• **Brief**:
State how many lines of the listing below include the word "level". Give only the number.

________________

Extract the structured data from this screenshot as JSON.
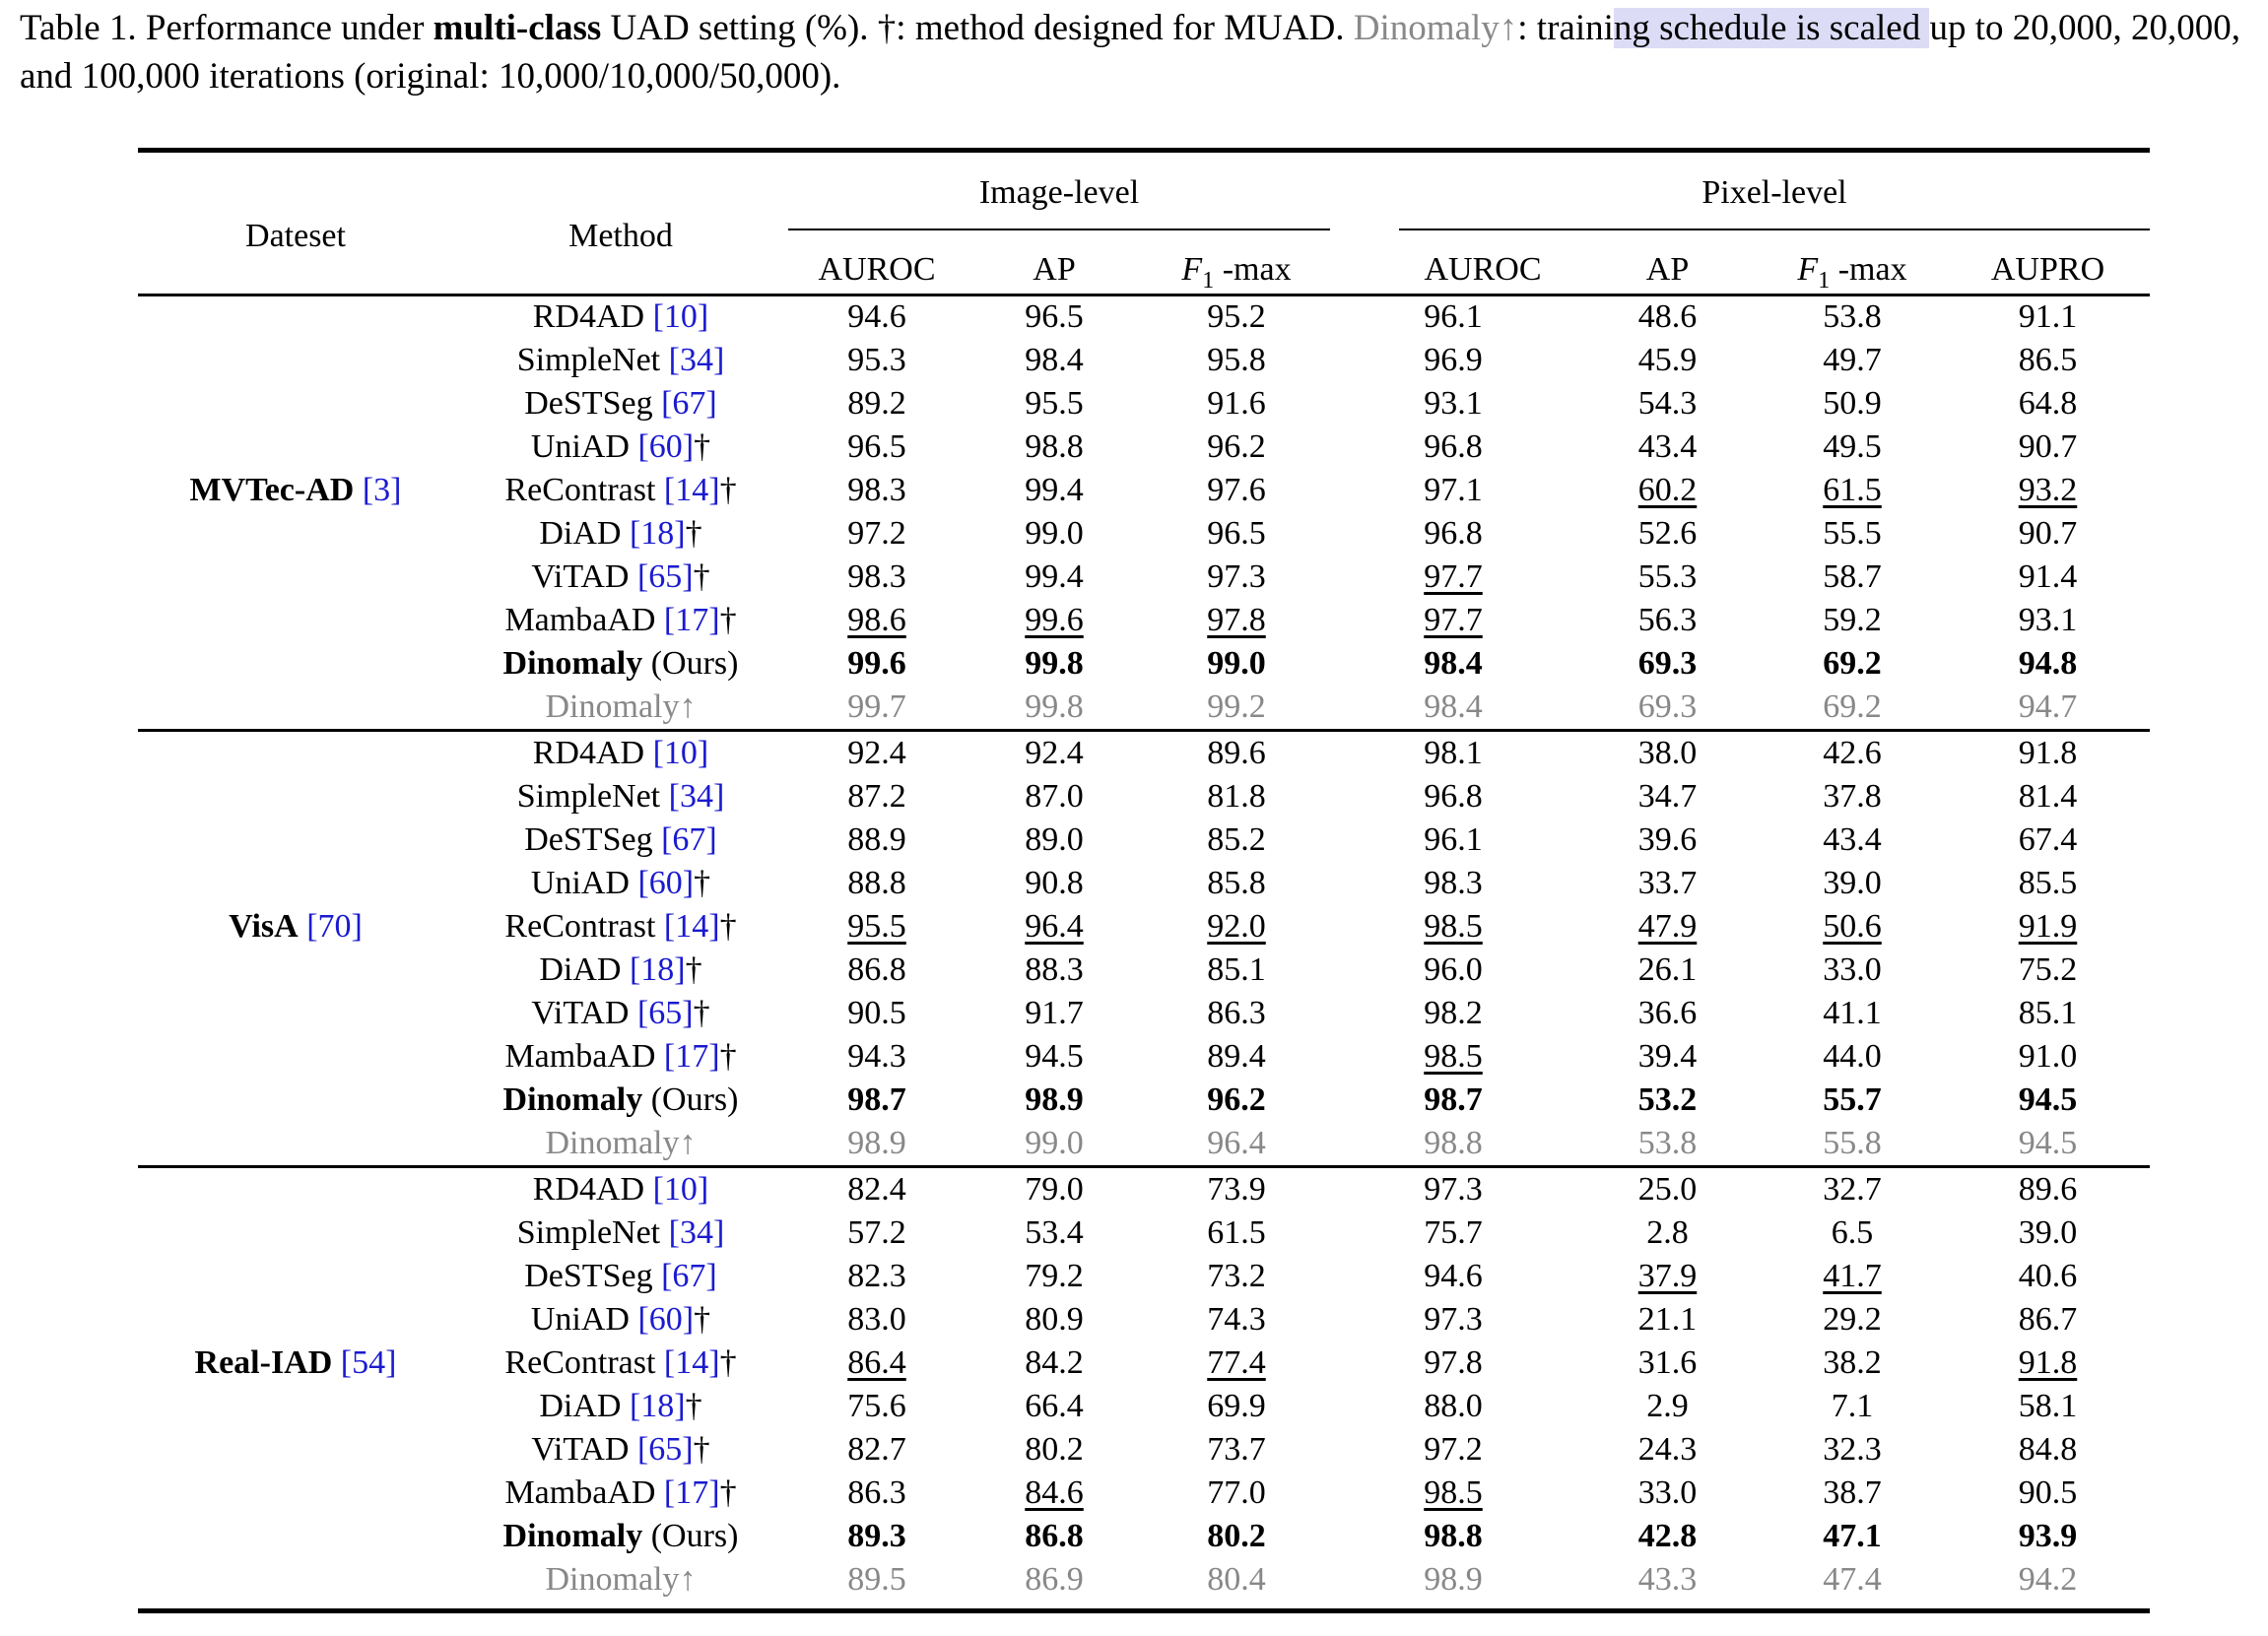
{
  "caption": {
    "part1": "Table 1. Performance under ",
    "bold": "multi-class",
    "part2": " UAD setting (%). †: method designed for MUAD. ",
    "gray": "Dinomaly↑",
    "part3": ": traini",
    "highlight": "ng schedule is scaled ",
    "part4": "up to 20,000, 20,000, and 100,000 iterations (original: 10,000/10,000/50,000)."
  },
  "header": {
    "dataset": "Dateset",
    "method": "Method",
    "image_level": "Image-level",
    "pixel_level": "Pixel-level",
    "columns": [
      "AUROC",
      "AP",
      "F1-max",
      "AUROC",
      "AP",
      "F1-max",
      "AUPRO"
    ],
    "f1_letter": "F",
    "f1_sub": "1",
    "f1_suffix": " -max"
  },
  "groups": [
    {
      "dataset_name": "MVTec-AD",
      "dataset_ref": "[3]",
      "rows": [
        {
          "method": "RD4AD ",
          "ref": "[10]",
          "dagger": "",
          "style": "normal",
          "values": [
            "94.6",
            "96.5",
            "95.2",
            "96.1",
            "48.6",
            "53.8",
            "91.1"
          ],
          "underline": [
            false,
            false,
            false,
            false,
            false,
            false,
            false
          ]
        },
        {
          "method": "SimpleNet ",
          "ref": "[34]",
          "dagger": "",
          "style": "normal",
          "values": [
            "95.3",
            "98.4",
            "95.8",
            "96.9",
            "45.9",
            "49.7",
            "86.5"
          ],
          "underline": [
            false,
            false,
            false,
            false,
            false,
            false,
            false
          ]
        },
        {
          "method": "DeSTSeg ",
          "ref": "[67]",
          "dagger": "",
          "style": "normal",
          "values": [
            "89.2",
            "95.5",
            "91.6",
            "93.1",
            "54.3",
            "50.9",
            "64.8"
          ],
          "underline": [
            false,
            false,
            false,
            false,
            false,
            false,
            false
          ]
        },
        {
          "method": "UniAD ",
          "ref": "[60]",
          "dagger": "†",
          "style": "normal",
          "values": [
            "96.5",
            "98.8",
            "96.2",
            "96.8",
            "43.4",
            "49.5",
            "90.7"
          ],
          "underline": [
            false,
            false,
            false,
            false,
            false,
            false,
            false
          ]
        },
        {
          "method": "ReContrast ",
          "ref": "[14]",
          "dagger": "†",
          "style": "normal",
          "values": [
            "98.3",
            "99.4",
            "97.6",
            "97.1",
            "60.2",
            "61.5",
            "93.2"
          ],
          "underline": [
            false,
            false,
            false,
            false,
            true,
            true,
            true
          ]
        },
        {
          "method": "DiAD ",
          "ref": "[18]",
          "dagger": "†",
          "style": "normal",
          "values": [
            "97.2",
            "99.0",
            "96.5",
            "96.8",
            "52.6",
            "55.5",
            "90.7"
          ],
          "underline": [
            false,
            false,
            false,
            false,
            false,
            false,
            false
          ]
        },
        {
          "method": "ViTAD ",
          "ref": "[65]",
          "dagger": "†",
          "style": "normal",
          "values": [
            "98.3",
            "99.4",
            "97.3",
            "97.7",
            "55.3",
            "58.7",
            "91.4"
          ],
          "underline": [
            false,
            false,
            false,
            true,
            false,
            false,
            false
          ]
        },
        {
          "method": "MambaAD ",
          "ref": "[17]",
          "dagger": "†",
          "style": "normal",
          "values": [
            "98.6",
            "99.6",
            "97.8",
            "97.7",
            "56.3",
            "59.2",
            "93.1"
          ],
          "underline": [
            true,
            true,
            true,
            true,
            false,
            false,
            false
          ]
        },
        {
          "method": "Dinomaly",
          "ref": "",
          "suffix": " (Ours)",
          "dagger": "",
          "style": "ours",
          "values": [
            "99.6",
            "99.8",
            "99.0",
            "98.4",
            "69.3",
            "69.2",
            "94.8"
          ],
          "underline": [
            false,
            false,
            false,
            false,
            false,
            false,
            false
          ]
        },
        {
          "method": "Dinomaly↑",
          "ref": "",
          "dagger": "",
          "style": "gray",
          "values": [
            "99.7",
            "99.8",
            "99.2",
            "98.4",
            "69.3",
            "69.2",
            "94.7"
          ],
          "underline": [
            false,
            false,
            false,
            false,
            false,
            false,
            false
          ]
        }
      ]
    },
    {
      "dataset_name": "VisA",
      "dataset_ref": "[70]",
      "rows": [
        {
          "method": "RD4AD ",
          "ref": "[10]",
          "dagger": "",
          "style": "normal",
          "values": [
            "92.4",
            "92.4",
            "89.6",
            "98.1",
            "38.0",
            "42.6",
            "91.8"
          ],
          "underline": [
            false,
            false,
            false,
            false,
            false,
            false,
            false
          ]
        },
        {
          "method": "SimpleNet ",
          "ref": "[34]",
          "dagger": "",
          "style": "normal",
          "values": [
            "87.2",
            "87.0",
            "81.8",
            "96.8",
            "34.7",
            "37.8",
            "81.4"
          ],
          "underline": [
            false,
            false,
            false,
            false,
            false,
            false,
            false
          ]
        },
        {
          "method": "DeSTSeg ",
          "ref": "[67]",
          "dagger": "",
          "style": "normal",
          "values": [
            "88.9",
            "89.0",
            "85.2",
            "96.1",
            "39.6",
            "43.4",
            "67.4"
          ],
          "underline": [
            false,
            false,
            false,
            false,
            false,
            false,
            false
          ]
        },
        {
          "method": "UniAD ",
          "ref": "[60]",
          "dagger": "†",
          "style": "normal",
          "values": [
            "88.8",
            "90.8",
            "85.8",
            "98.3",
            "33.7",
            "39.0",
            "85.5"
          ],
          "underline": [
            false,
            false,
            false,
            false,
            false,
            false,
            false
          ]
        },
        {
          "method": "ReContrast ",
          "ref": "[14]",
          "dagger": "†",
          "style": "normal",
          "values": [
            "95.5",
            "96.4",
            "92.0",
            "98.5",
            "47.9",
            "50.6",
            "91.9"
          ],
          "underline": [
            true,
            true,
            true,
            true,
            true,
            true,
            true
          ]
        },
        {
          "method": "DiAD ",
          "ref": "[18]",
          "dagger": "†",
          "style": "normal",
          "values": [
            "86.8",
            "88.3",
            "85.1",
            "96.0",
            "26.1",
            "33.0",
            "75.2"
          ],
          "underline": [
            false,
            false,
            false,
            false,
            false,
            false,
            false
          ]
        },
        {
          "method": "ViTAD ",
          "ref": "[65]",
          "dagger": "†",
          "style": "normal",
          "values": [
            "90.5",
            "91.7",
            "86.3",
            "98.2",
            "36.6",
            "41.1",
            "85.1"
          ],
          "underline": [
            false,
            false,
            false,
            false,
            false,
            false,
            false
          ]
        },
        {
          "method": "MambaAD ",
          "ref": "[17]",
          "dagger": "†",
          "style": "normal",
          "values": [
            "94.3",
            "94.5",
            "89.4",
            "98.5",
            "39.4",
            "44.0",
            "91.0"
          ],
          "underline": [
            false,
            false,
            false,
            true,
            false,
            false,
            false
          ]
        },
        {
          "method": "Dinomaly",
          "ref": "",
          "suffix": " (Ours)",
          "dagger": "",
          "style": "ours",
          "values": [
            "98.7",
            "98.9",
            "96.2",
            "98.7",
            "53.2",
            "55.7",
            "94.5"
          ],
          "underline": [
            false,
            false,
            false,
            false,
            false,
            false,
            false
          ]
        },
        {
          "method": "Dinomaly↑",
          "ref": "",
          "dagger": "",
          "style": "gray",
          "values": [
            "98.9",
            "99.0",
            "96.4",
            "98.8",
            "53.8",
            "55.8",
            "94.5"
          ],
          "underline": [
            false,
            false,
            false,
            false,
            false,
            false,
            false
          ]
        }
      ]
    },
    {
      "dataset_name": "Real-IAD",
      "dataset_ref": "[54]",
      "rows": [
        {
          "method": "RD4AD ",
          "ref": "[10]",
          "dagger": "",
          "style": "normal",
          "values": [
            "82.4",
            "79.0",
            "73.9",
            "97.3",
            "25.0",
            "32.7",
            "89.6"
          ],
          "underline": [
            false,
            false,
            false,
            false,
            false,
            false,
            false
          ]
        },
        {
          "method": "SimpleNet ",
          "ref": "[34]",
          "dagger": "",
          "style": "normal",
          "values": [
            "57.2",
            "53.4",
            "61.5",
            "75.7",
            "2.8",
            "6.5",
            "39.0"
          ],
          "underline": [
            false,
            false,
            false,
            false,
            false,
            false,
            false
          ]
        },
        {
          "method": "DeSTSeg ",
          "ref": "[67]",
          "dagger": "",
          "style": "normal",
          "values": [
            "82.3",
            "79.2",
            "73.2",
            "94.6",
            "37.9",
            "41.7",
            "40.6"
          ],
          "underline": [
            false,
            false,
            false,
            false,
            true,
            true,
            false
          ]
        },
        {
          "method": "UniAD ",
          "ref": "[60]",
          "dagger": "†",
          "style": "normal",
          "values": [
            "83.0",
            "80.9",
            "74.3",
            "97.3",
            "21.1",
            "29.2",
            "86.7"
          ],
          "underline": [
            false,
            false,
            false,
            false,
            false,
            false,
            false
          ]
        },
        {
          "method": "ReContrast ",
          "ref": "[14]",
          "dagger": "†",
          "style": "normal",
          "values": [
            "86.4",
            "84.2",
            "77.4",
            "97.8",
            "31.6",
            "38.2",
            "91.8"
          ],
          "underline": [
            true,
            false,
            true,
            false,
            false,
            false,
            true
          ]
        },
        {
          "method": "DiAD ",
          "ref": "[18]",
          "dagger": "†",
          "style": "normal",
          "values": [
            "75.6",
            "66.4",
            "69.9",
            "88.0",
            "2.9",
            "7.1",
            "58.1"
          ],
          "underline": [
            false,
            false,
            false,
            false,
            false,
            false,
            false
          ]
        },
        {
          "method": "ViTAD ",
          "ref": "[65]",
          "dagger": "†",
          "style": "normal",
          "values": [
            "82.7",
            "80.2",
            "73.7",
            "97.2",
            "24.3",
            "32.3",
            "84.8"
          ],
          "underline": [
            false,
            false,
            false,
            false,
            false,
            false,
            false
          ]
        },
        {
          "method": "MambaAD ",
          "ref": "[17]",
          "dagger": "†",
          "style": "normal",
          "values": [
            "86.3",
            "84.6",
            "77.0",
            "98.5",
            "33.0",
            "38.7",
            "90.5"
          ],
          "underline": [
            false,
            true,
            false,
            true,
            false,
            false,
            false
          ]
        },
        {
          "method": "Dinomaly",
          "ref": "",
          "suffix": " (Ours)",
          "dagger": "",
          "style": "ours",
          "values": [
            "89.3",
            "86.8",
            "80.2",
            "98.8",
            "42.8",
            "47.1",
            "93.9"
          ],
          "underline": [
            false,
            false,
            false,
            false,
            false,
            false,
            false
          ]
        },
        {
          "method": "Dinomaly↑",
          "ref": "",
          "dagger": "",
          "style": "gray",
          "values": [
            "89.5",
            "86.9",
            "80.4",
            "98.9",
            "43.3",
            "47.4",
            "94.2"
          ],
          "underline": [
            false,
            false,
            false,
            false,
            false,
            false,
            false
          ]
        }
      ]
    }
  ]
}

________________

• **Output below**:
2